··· Dataset ···

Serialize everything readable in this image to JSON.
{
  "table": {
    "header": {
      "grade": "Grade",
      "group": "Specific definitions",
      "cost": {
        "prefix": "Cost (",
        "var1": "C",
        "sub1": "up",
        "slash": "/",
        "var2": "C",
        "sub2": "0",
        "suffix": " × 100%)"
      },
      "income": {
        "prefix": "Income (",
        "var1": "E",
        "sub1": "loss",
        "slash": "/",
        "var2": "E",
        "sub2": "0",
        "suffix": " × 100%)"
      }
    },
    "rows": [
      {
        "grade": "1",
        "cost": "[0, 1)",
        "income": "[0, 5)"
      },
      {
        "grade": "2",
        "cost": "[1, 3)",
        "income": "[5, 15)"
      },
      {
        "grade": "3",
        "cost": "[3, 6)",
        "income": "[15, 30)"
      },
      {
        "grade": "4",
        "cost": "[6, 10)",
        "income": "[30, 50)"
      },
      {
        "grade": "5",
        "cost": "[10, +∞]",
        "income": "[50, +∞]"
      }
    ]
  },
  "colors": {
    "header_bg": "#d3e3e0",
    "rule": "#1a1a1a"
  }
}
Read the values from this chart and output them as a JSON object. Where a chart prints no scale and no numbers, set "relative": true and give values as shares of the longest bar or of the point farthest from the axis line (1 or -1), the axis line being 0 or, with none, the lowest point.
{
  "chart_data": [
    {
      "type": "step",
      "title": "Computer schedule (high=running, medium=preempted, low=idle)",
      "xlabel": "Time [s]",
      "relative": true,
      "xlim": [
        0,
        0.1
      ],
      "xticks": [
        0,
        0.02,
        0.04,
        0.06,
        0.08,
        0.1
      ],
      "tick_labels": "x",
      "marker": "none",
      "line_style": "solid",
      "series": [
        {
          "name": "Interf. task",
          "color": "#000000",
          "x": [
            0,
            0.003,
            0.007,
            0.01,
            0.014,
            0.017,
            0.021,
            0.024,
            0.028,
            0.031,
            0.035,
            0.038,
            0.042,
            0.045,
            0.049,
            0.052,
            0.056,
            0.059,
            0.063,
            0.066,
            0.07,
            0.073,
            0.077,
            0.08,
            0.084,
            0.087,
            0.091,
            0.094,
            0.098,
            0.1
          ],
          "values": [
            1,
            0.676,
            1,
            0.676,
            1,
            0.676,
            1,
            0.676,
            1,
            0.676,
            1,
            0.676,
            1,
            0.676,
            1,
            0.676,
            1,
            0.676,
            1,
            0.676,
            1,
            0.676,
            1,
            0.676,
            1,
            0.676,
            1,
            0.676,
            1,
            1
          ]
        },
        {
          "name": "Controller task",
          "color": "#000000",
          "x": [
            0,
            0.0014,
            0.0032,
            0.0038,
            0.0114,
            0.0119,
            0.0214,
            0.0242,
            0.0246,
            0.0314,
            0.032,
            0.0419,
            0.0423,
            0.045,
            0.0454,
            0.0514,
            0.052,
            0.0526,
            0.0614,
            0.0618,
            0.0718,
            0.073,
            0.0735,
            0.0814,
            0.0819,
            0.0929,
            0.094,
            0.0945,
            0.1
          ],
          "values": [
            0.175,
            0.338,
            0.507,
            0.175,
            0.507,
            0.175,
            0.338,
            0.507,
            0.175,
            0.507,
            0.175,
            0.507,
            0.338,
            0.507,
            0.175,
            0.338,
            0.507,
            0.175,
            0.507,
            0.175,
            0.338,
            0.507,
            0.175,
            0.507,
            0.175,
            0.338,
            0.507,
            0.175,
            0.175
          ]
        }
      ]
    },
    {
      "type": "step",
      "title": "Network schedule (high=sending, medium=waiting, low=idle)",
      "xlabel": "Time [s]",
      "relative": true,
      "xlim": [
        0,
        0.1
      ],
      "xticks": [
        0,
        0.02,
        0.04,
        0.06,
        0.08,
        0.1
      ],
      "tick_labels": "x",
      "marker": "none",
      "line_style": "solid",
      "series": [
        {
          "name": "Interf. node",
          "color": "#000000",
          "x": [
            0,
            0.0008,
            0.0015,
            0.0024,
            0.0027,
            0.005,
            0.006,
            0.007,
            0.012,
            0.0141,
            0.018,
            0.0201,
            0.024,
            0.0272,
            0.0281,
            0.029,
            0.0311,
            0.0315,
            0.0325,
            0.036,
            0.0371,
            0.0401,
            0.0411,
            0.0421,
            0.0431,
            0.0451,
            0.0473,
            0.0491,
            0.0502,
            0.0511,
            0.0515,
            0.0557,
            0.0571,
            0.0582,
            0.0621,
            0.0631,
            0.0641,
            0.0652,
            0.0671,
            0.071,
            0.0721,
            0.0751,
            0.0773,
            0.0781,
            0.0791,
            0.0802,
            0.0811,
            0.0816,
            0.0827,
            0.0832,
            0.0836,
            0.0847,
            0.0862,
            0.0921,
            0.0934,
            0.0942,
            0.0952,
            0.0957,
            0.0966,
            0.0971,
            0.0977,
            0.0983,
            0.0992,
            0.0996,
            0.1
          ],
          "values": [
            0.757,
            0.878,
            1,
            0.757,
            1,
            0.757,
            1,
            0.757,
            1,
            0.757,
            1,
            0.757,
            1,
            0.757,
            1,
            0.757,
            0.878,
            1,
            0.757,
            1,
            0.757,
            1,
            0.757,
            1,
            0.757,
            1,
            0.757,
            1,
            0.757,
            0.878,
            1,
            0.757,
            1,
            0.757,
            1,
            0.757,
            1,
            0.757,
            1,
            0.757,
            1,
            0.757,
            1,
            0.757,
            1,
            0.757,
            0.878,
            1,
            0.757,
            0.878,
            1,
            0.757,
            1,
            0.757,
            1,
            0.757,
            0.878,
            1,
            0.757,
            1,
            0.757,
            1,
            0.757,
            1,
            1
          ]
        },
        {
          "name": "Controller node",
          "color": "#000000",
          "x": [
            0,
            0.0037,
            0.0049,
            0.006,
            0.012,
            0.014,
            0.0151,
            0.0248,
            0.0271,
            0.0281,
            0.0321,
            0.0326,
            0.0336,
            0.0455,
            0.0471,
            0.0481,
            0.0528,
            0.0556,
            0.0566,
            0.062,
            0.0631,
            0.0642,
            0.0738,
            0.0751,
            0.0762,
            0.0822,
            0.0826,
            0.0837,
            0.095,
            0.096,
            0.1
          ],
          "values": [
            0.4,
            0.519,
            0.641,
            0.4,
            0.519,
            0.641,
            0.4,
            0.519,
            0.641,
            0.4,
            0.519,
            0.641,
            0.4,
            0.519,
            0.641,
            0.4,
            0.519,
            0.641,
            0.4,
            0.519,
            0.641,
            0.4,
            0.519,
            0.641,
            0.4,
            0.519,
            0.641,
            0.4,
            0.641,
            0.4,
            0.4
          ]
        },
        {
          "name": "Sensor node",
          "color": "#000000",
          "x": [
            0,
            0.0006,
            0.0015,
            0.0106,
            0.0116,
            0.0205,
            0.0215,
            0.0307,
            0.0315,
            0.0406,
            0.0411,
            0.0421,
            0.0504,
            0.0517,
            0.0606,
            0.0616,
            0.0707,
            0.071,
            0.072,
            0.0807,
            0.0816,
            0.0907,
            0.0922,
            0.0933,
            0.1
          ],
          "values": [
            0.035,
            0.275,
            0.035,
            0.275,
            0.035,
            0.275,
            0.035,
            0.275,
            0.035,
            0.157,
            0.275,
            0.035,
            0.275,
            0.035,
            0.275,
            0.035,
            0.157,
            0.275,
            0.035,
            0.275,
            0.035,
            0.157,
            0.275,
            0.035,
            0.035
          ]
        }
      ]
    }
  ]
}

···

■ Given exercise
Output the complete data exactly as written.

■ Task solution
Serialize everything readable in this image to JSON.
{
  "table": {
    "header": {
      "grade": "Grade",
      "group": "Specific definitions",
      "cost": {
        "prefix": "Cost (",
        "var1": "C",
        "sub1": "up",
        "slash": "/",
        "var2": "C",
        "sub2": "0",
        "suffix": " × 100%)"
      },
      "income": {
        "prefix": "Income (",
        "var1": "E",
        "sub1": "loss",
        "slash": "/",
        "var2": "E",
        "sub2": "0",
        "suffix": " × 100%)"
      }
    },
    "rows": [
      {
        "grade": "1",
        "cost": "[0, 1)",
        "income": "[0, 5)"
      },
      {
        "grade": "2",
        "cost": "[1, 3)",
        "income": "[5, 15)"
      },
      {
        "grade": "3",
        "cost": "[3, 6)",
        "income": "[15, 30)"
      },
      {
        "grade": "4",
        "cost": "[6, 10)",
        "income": "[30, 50)"
      },
      {
        "grade": "5",
        "cost": "[10, +∞]",
        "income": "[50, +∞]"
      }
    ]
  },
  "colors": {
    "header_bg": "#d3e3e0",
    "rule": "#1a1a1a"
  }
}
Read the values from this chart and output them as a JSON object. Where a chart prints no scale and no numbers, set "relative": true and give values as shares of the longest bar or of the point farthest from the axis line (1 or -1), the axis line being 0 or, with none, the lowest point.
{
  "chart_data": [
    {
      "type": "step",
      "title": "Computer schedule (high=running, medium=preempted, low=idle)",
      "xlabel": "Time [s]",
      "relative": true,
      "xlim": [
        0,
        0.1
      ],
      "xticks": [
        0,
        0.02,
        0.04,
        0.06,
        0.08,
        0.1
      ],
      "tick_labels": "x",
      "marker": "none",
      "line_style": "solid",
      "series": [
        {
          "name": "Interf. task",
          "color": "#000000",
          "x": [
            0,
            0.003,
            0.007,
            0.01,
            0.014,
            0.017,
            0.021,
            0.024,
            0.028,
            0.031,
            0.035,
            0.038,
            0.042,
            0.045,
            0.049,
            0.052,
            0.056,
            0.059,
            0.063,
            0.066,
            0.07,
            0.073,
            0.077,
            0.08,
            0.084,
            0.087,
            0.091,
            0.094,
            0.098,
            0.1
          ],
          "values": [
            1,
            0.676,
            1,
            0.676,
            1,
            0.676,
            1,
            0.676,
            1,
            0.676,
            1,
            0.676,
            1,
            0.676,
            1,
            0.676,
            1,
            0.676,
            1,
            0.676,
            1,
            0.676,
            1,
            0.676,
            1,
            0.676,
            1,
            0.676,
            1,
            1
          ]
        },
        {
          "name": "Controller task",
          "color": "#000000",
          "x": [
            0,
            0.0014,
            0.0032,
            0.0038,
            0.0114,
            0.0119,
            0.0214,
            0.0242,
            0.0246,
            0.0314,
            0.032,
            0.0419,
            0.0423,
            0.045,
            0.0454,
            0.0514,
            0.052,
            0.0526,
            0.0614,
            0.0618,
            0.0718,
            0.073,
            0.0735,
            0.0814,
            0.0819,
            0.0929,
            0.094,
            0.0945,
            0.1
          ],
          "values": [
            0.175,
            0.338,
            0.507,
            0.175,
            0.507,
            0.175,
            0.338,
            0.507,
            0.175,
            0.507,
            0.175,
            0.507,
            0.338,
            0.507,
            0.175,
            0.338,
            0.507,
            0.175,
            0.507,
            0.175,
            0.338,
            0.507,
            0.175,
            0.507,
            0.175,
            0.338,
            0.507,
            0.175,
            0.175
          ]
        }
      ]
    },
    {
      "type": "step",
      "title": "Network schedule (high=sending, medium=waiting, low=idle)",
      "xlabel": "Time [s]",
      "relative": true,
      "xlim": [
        0,
        0.1
      ],
      "xticks": [
        0,
        0.02,
        0.04,
        0.06,
        0.08,
        0.1
      ],
      "tick_labels": "x",
      "marker": "none",
      "line_style": "solid",
      "series": [
        {
          "name": "Interf. node",
          "color": "#000000",
          "x": [
            0,
            0.0008,
            0.0015,
            0.0024,
            0.0027,
            0.005,
            0.006,
            0.007,
            0.012,
            0.0141,
            0.018,
            0.0201,
            0.024,
            0.0272,
            0.0281,
            0.029,
            0.0311,
            0.0315,
            0.0325,
            0.036,
            0.0371,
            0.0401,
            0.0411,
            0.0421,
            0.0431,
            0.0451,
            0.0473,
            0.0491,
            0.0502,
            0.0511,
            0.0515,
            0.0557,
            0.0571,
            0.0582,
            0.0621,
            0.0631,
            0.0641,
            0.0652,
            0.0671,
            0.071,
            0.0721,
            0.0751,
            0.0773,
            0.0781,
            0.0791,
            0.0802,
            0.0811,
            0.0816,
            0.0827,
            0.0832,
            0.0836,
            0.0847,
            0.0862,
            0.0921,
            0.0934,
            0.0942,
            0.0952,
            0.0957,
            0.0966,
            0.0971,
            0.0977,
            0.0983,
            0.0992,
            0.0996,
            0.1
          ],
          "values": [
            0.757,
            0.878,
            1,
            0.757,
            1,
            0.757,
            1,
            0.757,
            1,
            0.757,
            1,
            0.757,
            1,
            0.757,
            1,
            0.757,
            0.878,
            1,
            0.757,
            1,
            0.757,
            1,
            0.757,
            1,
            0.757,
            1,
            0.757,
            1,
            0.757,
            0.878,
            1,
            0.757,
            1,
            0.757,
            1,
            0.757,
            1,
            0.757,
            1,
            0.757,
            1,
            0.757,
            1,
            0.757,
            1,
            0.757,
            0.878,
            1,
            0.757,
            0.878,
            1,
            0.757,
            1,
            0.757,
            1,
            0.757,
            0.878,
            1,
            0.757,
            1,
            0.757,
            1,
            0.757,
            1,
            1
          ]
        },
        {
          "name": "Controller node",
          "color": "#000000",
          "x": [
            0,
            0.0037,
            0.0049,
            0.006,
            0.012,
            0.014,
            0.0151,
            0.0248,
            0.0271,
            0.0281,
            0.0321,
            0.0326,
            0.0336,
            0.0455,
            0.0471,
            0.0481,
            0.0528,
            0.0556,
            0.0566,
            0.062,
            0.0631,
            0.0642,
            0.0738,
            0.0751,
            0.0762,
            0.0822,
            0.0826,
            0.0837,
            0.095,
            0.096,
            0.1
          ],
          "values": [
            0.4,
            0.519,
            0.641,
            0.4,
            0.519,
            0.641,
            0.4,
            0.519,
            0.641,
            0.4,
            0.519,
            0.641,
            0.4,
            0.519,
            0.641,
            0.4,
            0.519,
            0.641,
            0.4,
            0.519,
            0.641,
            0.4,
            0.519,
            0.641,
            0.4,
            0.519,
            0.641,
            0.4,
            0.641,
            0.4,
            0.4
          ]
        },
        {
          "name": "Sensor node",
          "color": "#000000",
          "x": [
            0,
            0.0006,
            0.0015,
            0.0106,
            0.0116,
            0.0205,
            0.0215,
            0.0307,
            0.0315,
            0.0406,
            0.0411,
            0.0421,
            0.0504,
            0.0517,
            0.0606,
            0.0616,
            0.0707,
            0.071,
            0.072,
            0.0807,
            0.0816,
            0.0907,
            0.0922,
            0.0933,
            0.1
          ],
          "values": [
            0.035,
            0.275,
            0.035,
            0.275,
            0.035,
            0.275,
            0.035,
            0.275,
            0.035,
            0.157,
            0.275,
            0.035,
            0.275,
            0.035,
            0.275,
            0.035,
            0.157,
            0.275,
            0.035,
            0.275,
            0.035,
            0.157,
            0.275,
            0.035,
            0.035
          ]
        }
      ]
    }
  ]
}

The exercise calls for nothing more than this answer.